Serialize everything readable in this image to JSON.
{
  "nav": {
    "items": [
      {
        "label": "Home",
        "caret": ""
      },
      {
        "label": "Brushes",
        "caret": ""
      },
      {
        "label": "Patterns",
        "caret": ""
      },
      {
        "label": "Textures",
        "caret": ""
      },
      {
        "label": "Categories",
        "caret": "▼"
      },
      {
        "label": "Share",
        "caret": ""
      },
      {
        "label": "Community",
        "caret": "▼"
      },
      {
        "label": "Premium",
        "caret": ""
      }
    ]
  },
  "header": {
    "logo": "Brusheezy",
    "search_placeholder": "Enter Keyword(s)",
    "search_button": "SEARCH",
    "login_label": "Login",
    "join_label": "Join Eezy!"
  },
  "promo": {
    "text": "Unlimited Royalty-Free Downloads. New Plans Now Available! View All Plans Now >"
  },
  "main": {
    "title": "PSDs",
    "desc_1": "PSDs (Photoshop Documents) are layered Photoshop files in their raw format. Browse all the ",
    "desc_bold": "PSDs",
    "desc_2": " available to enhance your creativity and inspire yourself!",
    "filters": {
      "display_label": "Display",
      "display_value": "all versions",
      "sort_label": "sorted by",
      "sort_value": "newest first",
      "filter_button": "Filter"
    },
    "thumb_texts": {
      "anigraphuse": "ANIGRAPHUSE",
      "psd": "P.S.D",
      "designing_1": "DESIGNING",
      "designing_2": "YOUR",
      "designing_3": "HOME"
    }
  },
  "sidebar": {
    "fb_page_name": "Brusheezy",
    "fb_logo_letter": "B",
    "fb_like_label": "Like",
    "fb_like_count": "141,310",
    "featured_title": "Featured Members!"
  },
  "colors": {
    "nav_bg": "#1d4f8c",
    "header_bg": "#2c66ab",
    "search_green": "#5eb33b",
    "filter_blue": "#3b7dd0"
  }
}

◆ What you will do
Transcribe all of the material exactly. Omit nothing.

◆ Output below
Serialize everything readable in this image to JSON.
{
  "nav": {
    "items": [
      {
        "label": "Home",
        "caret": ""
      },
      {
        "label": "Brushes",
        "caret": ""
      },
      {
        "label": "Patterns",
        "caret": ""
      },
      {
        "label": "Textures",
        "caret": ""
      },
      {
        "label": "Categories",
        "caret": "▼"
      },
      {
        "label": "Share",
        "caret": ""
      },
      {
        "label": "Community",
        "caret": "▼"
      },
      {
        "label": "Premium",
        "caret": ""
      }
    ]
  },
  "header": {
    "logo": "Brusheezy",
    "search_placeholder": "Enter Keyword(s)",
    "search_button": "SEARCH",
    "login_label": "Login",
    "join_label": "Join Eezy!"
  },
  "promo": {
    "text": "Unlimited Royalty-Free Downloads. New Plans Now Available! View All Plans Now >"
  },
  "main": {
    "title": "PSDs",
    "desc_1": "PSDs (Photoshop Documents) are layered Photoshop files in their raw format. Browse all the ",
    "desc_bold": "PSDs",
    "desc_2": " available to enhance your creativity and inspire yourself!",
    "filters": {
      "display_label": "Display",
      "display_value": "all versions",
      "sort_label": "sorted by",
      "sort_value": "newest first",
      "filter_button": "Filter"
    },
    "thumb_texts": {
      "anigraphuse": "ANIGRAPHUSE",
      "psd": "P.S.D",
      "designing_1": "DESIGNING",
      "designing_2": "YOUR",
      "designing_3": "HOME"
    }
  },
  "sidebar": {
    "fb_page_name": "Brusheezy",
    "fb_logo_letter": "B",
    "fb_like_label": "Like",
    "fb_like_count": "141,310",
    "featured_title": "Featured Members!"
  },
  "colors": {
    "nav_bg": "#1d4f8c",
    "header_bg": "#2c66ab",
    "search_green": "#5eb33b",
    "filter_blue": "#3b7dd0"
  }
}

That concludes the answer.